Given exercise: Reproduce the entries below in full, word for word.

Dataset records:
((

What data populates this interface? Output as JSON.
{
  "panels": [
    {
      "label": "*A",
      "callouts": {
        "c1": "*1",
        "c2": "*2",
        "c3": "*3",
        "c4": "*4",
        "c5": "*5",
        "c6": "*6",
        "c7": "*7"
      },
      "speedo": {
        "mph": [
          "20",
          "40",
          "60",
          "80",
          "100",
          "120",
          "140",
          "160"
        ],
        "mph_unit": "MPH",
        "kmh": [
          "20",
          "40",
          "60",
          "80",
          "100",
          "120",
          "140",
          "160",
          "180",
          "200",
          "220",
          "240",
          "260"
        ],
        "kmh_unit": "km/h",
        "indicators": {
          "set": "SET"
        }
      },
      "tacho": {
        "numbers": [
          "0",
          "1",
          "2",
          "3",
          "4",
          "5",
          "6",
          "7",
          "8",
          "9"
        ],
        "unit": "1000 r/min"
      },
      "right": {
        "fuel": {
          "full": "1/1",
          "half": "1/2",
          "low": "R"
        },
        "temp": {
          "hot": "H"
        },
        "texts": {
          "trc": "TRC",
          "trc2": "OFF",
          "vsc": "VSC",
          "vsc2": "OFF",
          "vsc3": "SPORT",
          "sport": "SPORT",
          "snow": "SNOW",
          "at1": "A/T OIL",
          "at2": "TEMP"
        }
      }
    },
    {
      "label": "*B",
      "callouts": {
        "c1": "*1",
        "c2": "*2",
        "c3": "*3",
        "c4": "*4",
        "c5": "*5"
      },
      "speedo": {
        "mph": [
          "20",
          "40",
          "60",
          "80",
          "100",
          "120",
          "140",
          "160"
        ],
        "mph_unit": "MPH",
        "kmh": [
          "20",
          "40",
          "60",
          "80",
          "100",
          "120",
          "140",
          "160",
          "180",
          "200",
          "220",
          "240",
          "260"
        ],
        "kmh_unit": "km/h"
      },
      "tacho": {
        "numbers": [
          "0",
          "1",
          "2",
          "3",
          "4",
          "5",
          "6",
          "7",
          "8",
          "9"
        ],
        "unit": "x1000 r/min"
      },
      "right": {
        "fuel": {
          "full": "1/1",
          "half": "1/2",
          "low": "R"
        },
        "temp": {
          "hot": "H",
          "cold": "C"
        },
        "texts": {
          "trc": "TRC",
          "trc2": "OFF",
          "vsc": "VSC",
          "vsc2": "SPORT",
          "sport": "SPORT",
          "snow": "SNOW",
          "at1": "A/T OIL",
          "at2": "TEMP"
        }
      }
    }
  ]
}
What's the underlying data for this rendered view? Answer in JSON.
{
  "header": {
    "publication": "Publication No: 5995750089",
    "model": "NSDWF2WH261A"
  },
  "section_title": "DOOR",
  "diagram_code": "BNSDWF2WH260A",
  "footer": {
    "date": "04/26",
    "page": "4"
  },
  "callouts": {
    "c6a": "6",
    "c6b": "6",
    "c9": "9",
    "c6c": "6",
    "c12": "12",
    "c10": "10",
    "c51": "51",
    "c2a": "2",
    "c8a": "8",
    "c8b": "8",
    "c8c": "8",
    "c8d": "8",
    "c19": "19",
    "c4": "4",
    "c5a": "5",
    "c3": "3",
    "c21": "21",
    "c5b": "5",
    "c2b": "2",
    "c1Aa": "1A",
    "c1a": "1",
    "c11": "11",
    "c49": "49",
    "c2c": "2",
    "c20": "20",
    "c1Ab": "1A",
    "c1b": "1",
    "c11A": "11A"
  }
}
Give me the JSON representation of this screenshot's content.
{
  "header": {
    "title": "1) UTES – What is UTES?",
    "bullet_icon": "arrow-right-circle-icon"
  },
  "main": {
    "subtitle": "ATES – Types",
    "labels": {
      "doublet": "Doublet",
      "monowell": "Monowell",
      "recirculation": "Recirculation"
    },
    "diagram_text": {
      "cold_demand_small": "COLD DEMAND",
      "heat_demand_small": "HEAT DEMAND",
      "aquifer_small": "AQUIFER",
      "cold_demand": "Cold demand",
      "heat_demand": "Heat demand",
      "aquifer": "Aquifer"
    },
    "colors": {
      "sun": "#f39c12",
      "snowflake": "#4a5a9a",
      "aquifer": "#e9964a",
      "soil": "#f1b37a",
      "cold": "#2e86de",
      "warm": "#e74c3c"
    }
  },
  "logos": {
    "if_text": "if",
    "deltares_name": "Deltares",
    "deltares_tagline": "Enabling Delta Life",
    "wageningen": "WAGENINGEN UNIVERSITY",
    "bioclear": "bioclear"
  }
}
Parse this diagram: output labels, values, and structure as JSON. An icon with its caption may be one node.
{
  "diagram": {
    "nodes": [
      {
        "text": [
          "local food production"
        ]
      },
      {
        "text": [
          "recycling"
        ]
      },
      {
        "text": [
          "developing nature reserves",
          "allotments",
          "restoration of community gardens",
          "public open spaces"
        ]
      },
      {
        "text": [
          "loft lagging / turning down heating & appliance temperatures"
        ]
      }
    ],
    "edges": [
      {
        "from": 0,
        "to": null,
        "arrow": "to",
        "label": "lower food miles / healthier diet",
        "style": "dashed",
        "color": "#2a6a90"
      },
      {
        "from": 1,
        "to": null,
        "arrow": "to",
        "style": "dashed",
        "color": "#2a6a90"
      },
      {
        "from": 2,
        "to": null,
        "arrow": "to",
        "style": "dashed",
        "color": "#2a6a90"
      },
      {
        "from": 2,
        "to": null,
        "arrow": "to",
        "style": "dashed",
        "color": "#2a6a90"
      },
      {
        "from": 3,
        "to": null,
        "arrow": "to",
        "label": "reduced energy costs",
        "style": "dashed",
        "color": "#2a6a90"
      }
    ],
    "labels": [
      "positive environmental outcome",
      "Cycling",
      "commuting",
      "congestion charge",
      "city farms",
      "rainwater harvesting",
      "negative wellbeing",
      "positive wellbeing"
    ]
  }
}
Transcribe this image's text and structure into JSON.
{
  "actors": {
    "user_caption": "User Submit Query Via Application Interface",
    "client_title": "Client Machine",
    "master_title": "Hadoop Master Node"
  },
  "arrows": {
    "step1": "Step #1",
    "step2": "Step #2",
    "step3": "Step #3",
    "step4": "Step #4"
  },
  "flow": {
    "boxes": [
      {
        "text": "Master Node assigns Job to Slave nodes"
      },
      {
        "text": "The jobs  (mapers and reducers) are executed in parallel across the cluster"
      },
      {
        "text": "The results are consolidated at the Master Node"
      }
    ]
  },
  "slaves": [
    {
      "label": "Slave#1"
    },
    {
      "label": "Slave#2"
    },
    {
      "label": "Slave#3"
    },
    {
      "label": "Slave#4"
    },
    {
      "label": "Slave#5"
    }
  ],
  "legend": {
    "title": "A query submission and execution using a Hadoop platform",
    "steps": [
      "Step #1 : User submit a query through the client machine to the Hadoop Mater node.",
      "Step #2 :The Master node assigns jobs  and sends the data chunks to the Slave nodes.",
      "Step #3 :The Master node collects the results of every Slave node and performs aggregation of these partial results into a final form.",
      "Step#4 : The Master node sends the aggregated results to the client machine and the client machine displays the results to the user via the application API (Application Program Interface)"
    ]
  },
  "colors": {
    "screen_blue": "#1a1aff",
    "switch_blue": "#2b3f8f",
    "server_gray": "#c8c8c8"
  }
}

))

Task response:
What data populates this interface? Output as JSON.
{
  "panels": [
    {
      "label": "*A",
      "callouts": {
        "c1": "*1",
        "c2": "*2",
        "c3": "*3",
        "c4": "*4",
        "c5": "*5",
        "c6": "*6",
        "c7": "*7"
      },
      "speedo": {
        "mph": [
          "20",
          "40",
          "60",
          "80",
          "100",
          "120",
          "140",
          "160"
        ],
        "mph_unit": "MPH",
        "kmh": [
          "20",
          "40",
          "60",
          "80",
          "100",
          "120",
          "140",
          "160",
          "180",
          "200",
          "220",
          "240",
          "260"
        ],
        "kmh_unit": "km/h",
        "indicators": {
          "set": "SET"
        }
      },
      "tacho": {
        "numbers": [
          "0",
          "1",
          "2",
          "3",
          "4",
          "5",
          "6",
          "7",
          "8",
          "9"
        ],
        "unit": "1000 r/min"
      },
      "right": {
        "fuel": {
          "full": "1/1",
          "half": "1/2",
          "low": "R"
        },
        "temp": {
          "hot": "H"
        },
        "texts": {
          "trc": "TRC",
          "trc2": "OFF",
          "vsc": "VSC",
          "vsc2": "OFF",
          "vsc3": "SPORT",
          "sport": "SPORT",
          "snow": "SNOW",
          "at1": "A/T OIL",
          "at2": "TEMP"
        }
      }
    },
    {
      "label": "*B",
      "callouts": {
        "c1": "*1",
        "c2": "*2",
        "c3": "*3",
        "c4": "*4",
        "c5": "*5"
      },
      "speedo": {
        "mph": [
          "20",
          "40",
          "60",
          "80",
          "100",
          "120",
          "140",
          "160"
        ],
        "mph_unit": "MPH",
        "kmh": [
          "20",
          "40",
          "60",
          "80",
          "100",
          "120",
          "140",
          "160",
          "180",
          "200",
          "220",
          "240",
          "260"
        ],
        "kmh_unit": "km/h"
      },
      "tacho": {
        "numbers": [
          "0",
          "1",
          "2",
          "3",
          "4",
          "5",
          "6",
          "7",
          "8",
          "9"
        ],
        "unit": "x1000 r/min"
      },
      "right": {
        "fuel": {
          "full": "1/1",
          "half": "1/2",
          "low": "R"
        },
        "temp": {
          "hot": "H",
          "cold": "C"
        },
        "texts": {
          "trc": "TRC",
          "trc2": "OFF",
          "vsc": "VSC",
          "vsc2": "SPORT",
          "sport": "SPORT",
          "snow": "SNOW",
          "at1": "A/T OIL",
          "at2": "TEMP"
        }
      }
    }
  ]
}
What's the underlying data for this rendered view? Answer in JSON.
{
  "header": {
    "publication": "Publication No: 5995750089",
    "model": "NSDWF2WH261A"
  },
  "section_title": "DOOR",
  "diagram_code": "BNSDWF2WH260A",
  "footer": {
    "date": "04/26",
    "page": "4"
  },
  "callouts": {
    "c6a": "6",
    "c6b": "6",
    "c9": "9",
    "c6c": "6",
    "c12": "12",
    "c10": "10",
    "c51": "51",
    "c2a": "2",
    "c8a": "8",
    "c8b": "8",
    "c8c": "8",
    "c8d": "8",
    "c19": "19",
    "c4": "4",
    "c5a": "5",
    "c3": "3",
    "c21": "21",
    "c5b": "5",
    "c2b": "2",
    "c1Aa": "1A",
    "c1a": "1",
    "c11": "11",
    "c49": "49",
    "c2c": "2",
    "c20": "20",
    "c1Ab": "1A",
    "c1b": "1",
    "c11A": "11A"
  }
}
Give me the JSON representation of this screenshot's content.
{
  "header": {
    "title": "1) UTES – What is UTES?",
    "bullet_icon": "arrow-right-circle-icon"
  },
  "main": {
    "subtitle": "ATES – Types",
    "labels": {
      "doublet": "Doublet",
      "monowell": "Monowell",
      "recirculation": "Recirculation"
    },
    "diagram_text": {
      "cold_demand_small": "COLD DEMAND",
      "heat_demand_small": "HEAT DEMAND",
      "aquifer_small": "AQUIFER",
      "cold_demand": "Cold demand",
      "heat_demand": "Heat demand",
      "aquifer": "Aquifer"
    },
    "colors": {
      "sun": "#f39c12",
      "snowflake": "#4a5a9a",
      "aquifer": "#e9964a",
      "soil": "#f1b37a",
      "cold": "#2e86de",
      "warm": "#e74c3c"
    }
  },
  "logos": {
    "if_text": "if",
    "deltares_name": "Deltares",
    "deltares_tagline": "Enabling Delta Life",
    "wageningen": "WAGENINGEN UNIVERSITY",
    "bioclear": "bioclear"
  }
}
Parse this diagram: output labels, values, and structure as JSON. An icon with its caption may be one node.
{
  "diagram": {
    "nodes": [
      {
        "text": [
          "local food production"
        ]
      },
      {
        "text": [
          "recycling"
        ]
      },
      {
        "text": [
          "developing nature reserves",
          "allotments",
          "restoration of community gardens",
          "public open spaces"
        ]
      },
      {
        "text": [
          "loft lagging / turning down heating & appliance temperatures"
        ]
      }
    ],
    "edges": [
      {
        "from": 0,
        "to": null,
        "arrow": "to",
        "label": "lower food miles / healthier diet",
        "style": "dashed",
        "color": "#2a6a90"
      },
      {
        "from": 1,
        "to": null,
        "arrow": "to",
        "style": "dashed",
        "color": "#2a6a90"
      },
      {
        "from": 2,
        "to": null,
        "arrow": "to",
        "style": "dashed",
        "color": "#2a6a90"
      },
      {
        "from": 2,
        "to": null,
        "arrow": "to",
        "style": "dashed",
        "color": "#2a6a90"
      },
      {
        "from": 3,
        "to": null,
        "arrow": "to",
        "label": "reduced energy costs",
        "style": "dashed",
        "color": "#2a6a90"
      }
    ],
    "labels": [
      "positive environmental outcome",
      "Cycling",
      "commuting",
      "congestion charge",
      "city farms",
      "rainwater harvesting",
      "negative wellbeing",
      "positive wellbeing"
    ]
  }
}
Transcribe this image's text and structure into JSON.
{
  "actors": {
    "user_caption": "User Submit Query Via Application Interface",
    "client_title": "Client Machine",
    "master_title": "Hadoop Master Node"
  },
  "arrows": {
    "step1": "Step #1",
    "step2": "Step #2",
    "step3": "Step #3",
    "step4": "Step #4"
  },
  "flow": {
    "boxes": [
      {
        "text": "Master Node assigns Job to Slave nodes"
      },
      {
        "text": "The jobs  (mapers and reducers) are executed in parallel across the cluster"
      },
      {
        "text": "The results are consolidated at the Master Node"
      }
    ]
  },
  "slaves": [
    {
      "label": "Slave#1"
    },
    {
      "label": "Slave#2"
    },
    {
      "label": "Slave#3"
    },
    {
      "label": "Slave#4"
    },
    {
      "label": "Slave#5"
    }
  ],
  "legend": {
    "title": "A query submission and execution using a Hadoop platform",
    "steps": [
      "Step #1 : User submit a query through the client machine to the Hadoop Mater node.",
      "Step #2 :The Master node assigns jobs  and sends the data chunks to the Slave nodes.",
      "Step #3 :The Master node collects the results of every Slave node and performs aggregation of these partial results into a final form.",
      "Step#4 : The Master node sends the aggregated results to the client machine and the client machine displays the results to the user via the application API (Application Program Interface)"
    ]
  },
  "colors": {
    "screen_blue": "#1a1aff",
    "switch_blue": "#2b3f8f",
    "server_gray": "#c8c8c8"
  }
}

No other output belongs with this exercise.